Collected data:
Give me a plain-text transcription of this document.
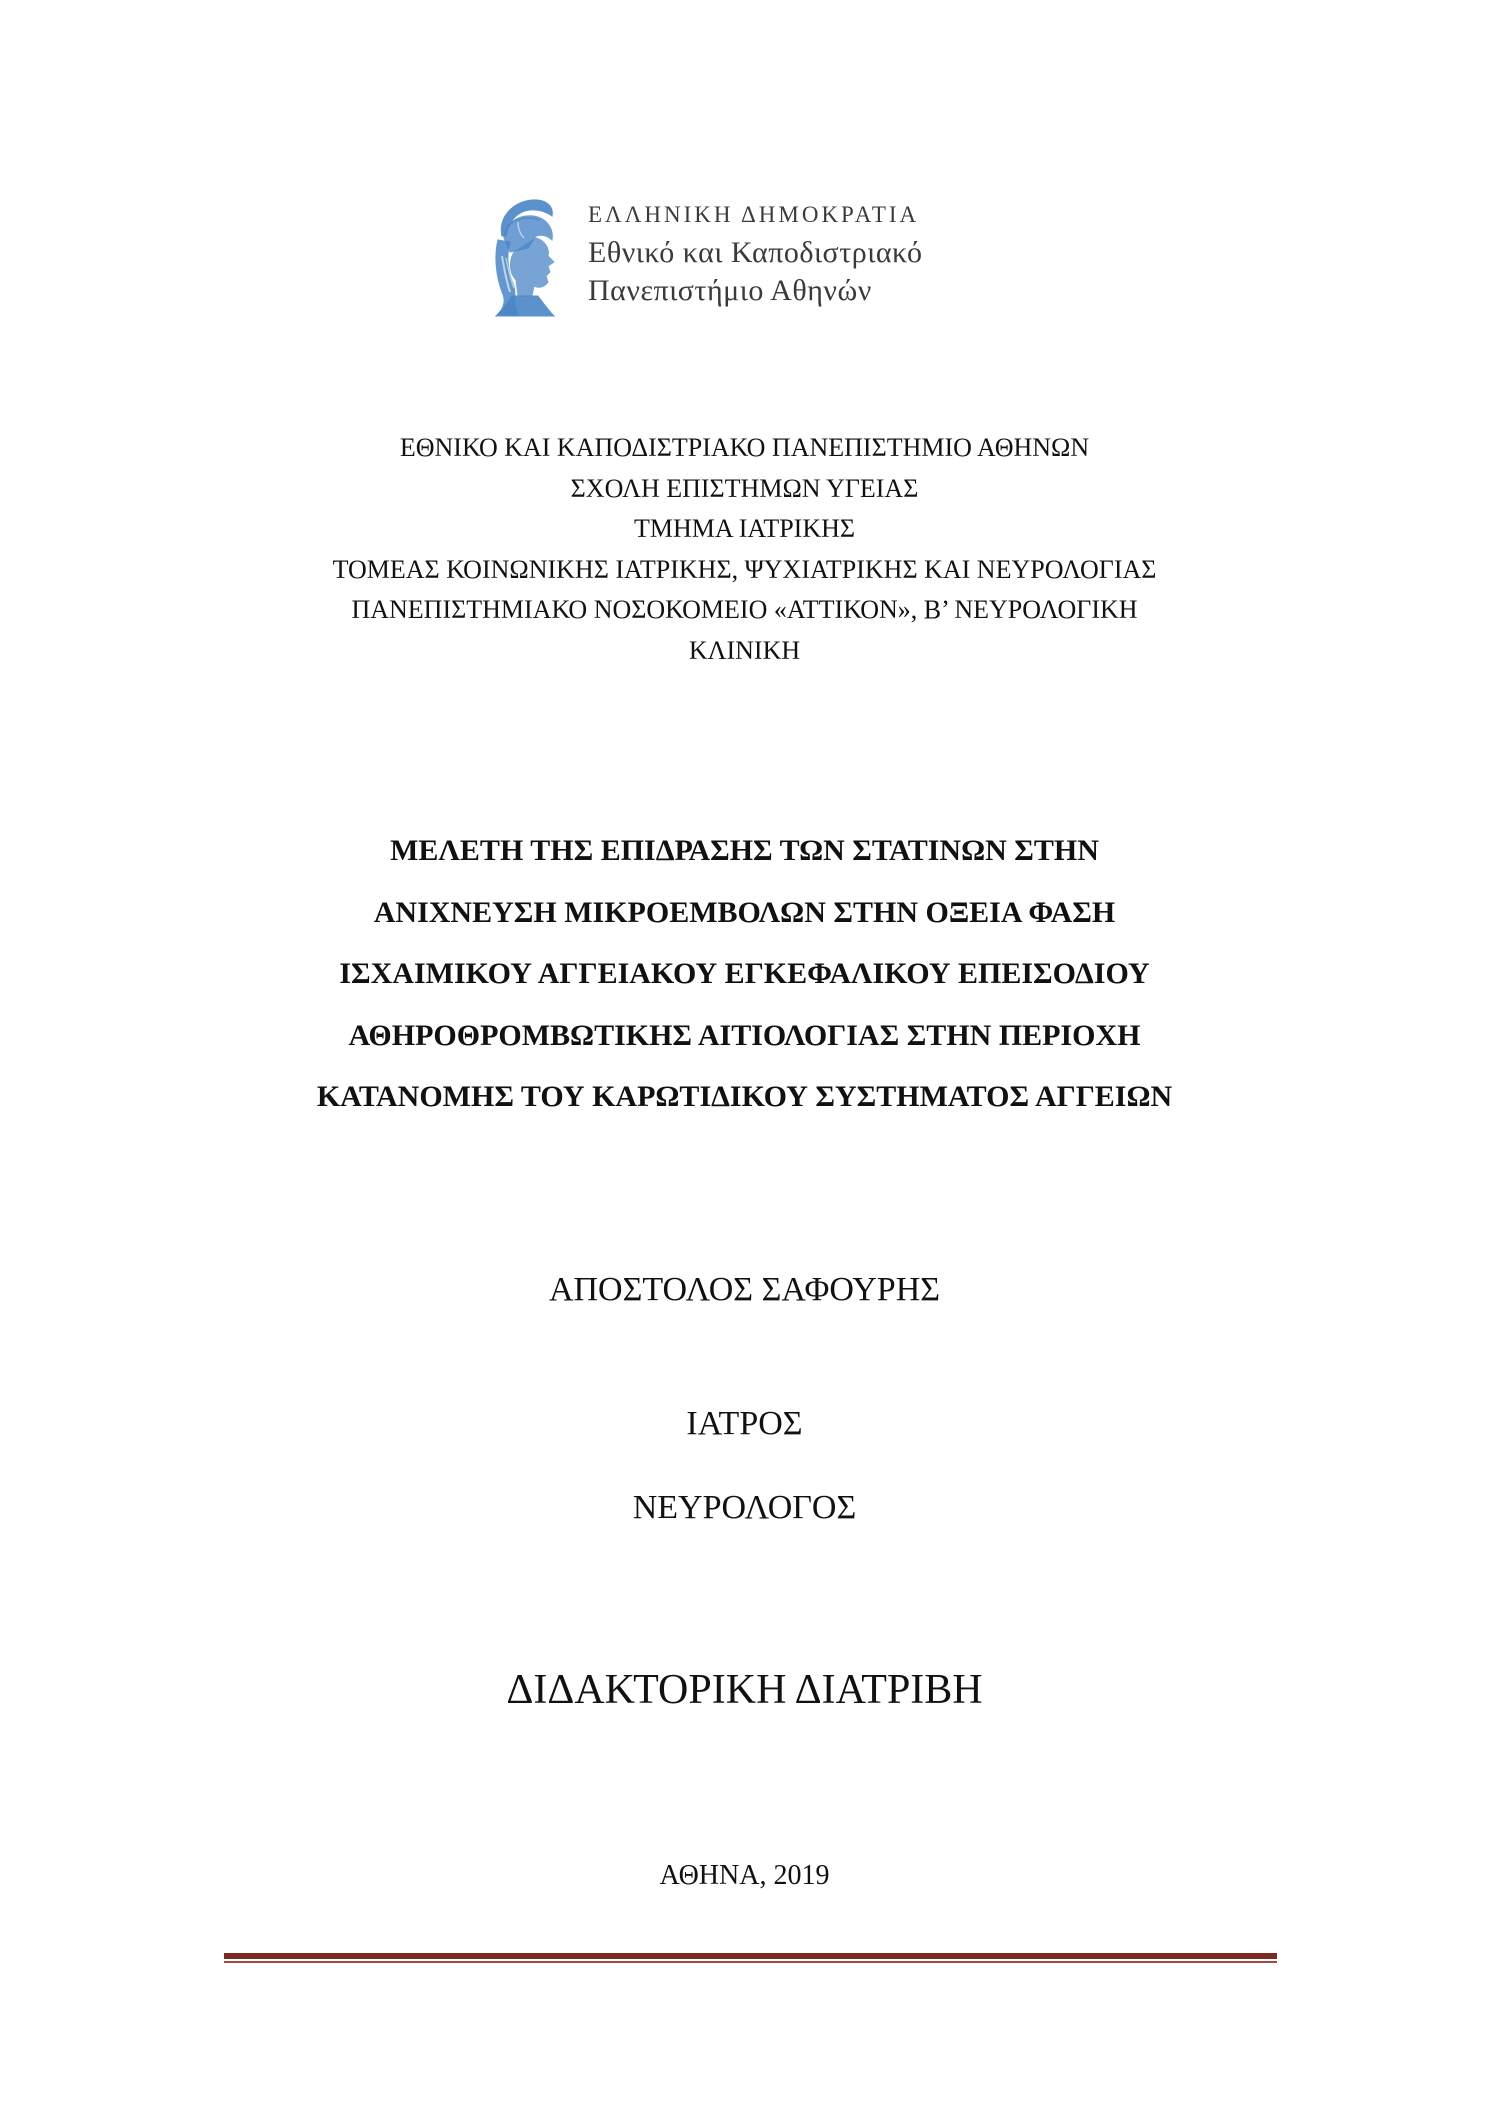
ΕΛΛΗΝΙΚΗ ΔΗΜΟΚΡΑΤΙΑ
Εθνικό και Καποδιστριακό
Πανεπιστήμιο Αθηνών
ΕΘΝΙΚΟ ΚΑΙ ΚΑΠΟΔΙΣΤΡΙΑΚΟ ΠΑΝΕΠΙΣΤΗΜΙΟ ΑΘΗΝΩΝ
ΣΧΟΛΗ ΕΠΙΣΤΗΜΩΝ ΥΓΕΙΑΣ
ΤΜΗΜΑ ΙΑΤΡΙΚΗΣ
ΤΟΜΕΑΣ ΚΟΙΝΩΝΙΚΗΣ ΙΑΤΡΙΚΗΣ, ΨΥΧΙΑΤΡΙΚΗΣ ΚΑΙ ΝΕΥΡΟΛΟΓΙΑΣ
ΠΑΝΕΠΙΣΤΗΜΙΑΚΟ ΝΟΣΟΚΟΜΕΙΟ «ΑΤΤΙΚΟΝ», Β’ ΝΕΥΡΟΛΟΓΙΚΗ
ΚΛΙΝΙΚΗ
ΜΕΛΕΤΗ ΤΗΣ ΕΠΙΔΡΑΣΗΣ ΤΩΝ ΣΤΑΤΙΝΩΝ ΣΤΗΝ
ΑΝΙΧΝΕΥΣΗ ΜΙΚΡΟΕΜΒΟΛΩΝ ΣΤΗΝ ΟΞΕΙΑ ΦΑΣΗ
ΙΣΧΑΙΜΙΚΟΥ ΑΓΓΕΙΑΚΟΥ ΕΓΚΕΦΑΛΙΚΟΥ ΕΠΕΙΣΟΔΙΟΥ
ΑΘΗΡΟΘΡΟΜΒΩΤΙΚΗΣ ΑΙΤΙΟΛΟΓΙΑΣ ΣΤΗΝ ΠΕΡΙΟΧΗ
ΚΑΤΑΝΟΜΗΣ ΤΟΥ ΚΑΡΩΤΙΔΙΚΟΥ ΣΥΣΤΗΜΑΤΟΣ ΑΓΓΕΙΩΝ
ΑΠΟΣΤΟΛΟΣ ΣΑΦΟΥΡΗΣ
ΙΑΤΡΟΣ
ΝΕΥΡΟΛΟΓΟΣ
ΔΙΔΑΚΤΟΡΙΚΗ ΔΙΑΤΡΙΒΗ
ΑΘΗΝΑ, 2019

#### WHAT THE TASK ASKS
Reproduce every entry exactly, but omit each picture.

#### RESULT OF THE EXERCISE
Give me a plain-text transcription of this document.
ΕΛΛΗΝΙΚΗ ΔΗΜΟΚΡΑΤΙΑ
Εθνικό και Καποδιστριακό
Πανεπιστήμιο Αθηνών
ΕΘΝΙΚΟ ΚΑΙ ΚΑΠΟΔΙΣΤΡΙΑΚΟ ΠΑΝΕΠΙΣΤΗΜΙΟ ΑΘΗΝΩΝ
ΣΧΟΛΗ ΕΠΙΣΤΗΜΩΝ ΥΓΕΙΑΣ
ΤΜΗΜΑ ΙΑΤΡΙΚΗΣ
ΤΟΜΕΑΣ ΚΟΙΝΩΝΙΚΗΣ ΙΑΤΡΙΚΗΣ, ΨΥΧΙΑΤΡΙΚΗΣ ΚΑΙ ΝΕΥΡΟΛΟΓΙΑΣ
ΠΑΝΕΠΙΣΤΗΜΙΑΚΟ ΝΟΣΟΚΟΜΕΙΟ «ΑΤΤΙΚΟΝ», Β’ ΝΕΥΡΟΛΟΓΙΚΗ
ΚΛΙΝΙΚΗ
ΜΕΛΕΤΗ ΤΗΣ ΕΠΙΔΡΑΣΗΣ ΤΩΝ ΣΤΑΤΙΝΩΝ ΣΤΗΝ
ΑΝΙΧΝΕΥΣΗ ΜΙΚΡΟΕΜΒΟΛΩΝ ΣΤΗΝ ΟΞΕΙΑ ΦΑΣΗ
ΙΣΧΑΙΜΙΚΟΥ ΑΓΓΕΙΑΚΟΥ ΕΓΚΕΦΑΛΙΚΟΥ ΕΠΕΙΣΟΔΙΟΥ
ΑΘΗΡΟΘΡΟΜΒΩΤΙΚΗΣ ΑΙΤΙΟΛΟΓΙΑΣ ΣΤΗΝ ΠΕΡΙΟΧΗ
ΚΑΤΑΝΟΜΗΣ ΤΟΥ ΚΑΡΩΤΙΔΙΚΟΥ ΣΥΣΤΗΜΑΤΟΣ ΑΓΓΕΙΩΝ
ΑΠΟΣΤΟΛΟΣ ΣΑΦΟΥΡΗΣ
ΙΑΤΡΟΣ
ΝΕΥΡΟΛΟΓΟΣ
ΔΙΔΑΚΤΟΡΙΚΗ ΔΙΑΤΡΙΒΗ
ΑΘΗΝΑ, 2019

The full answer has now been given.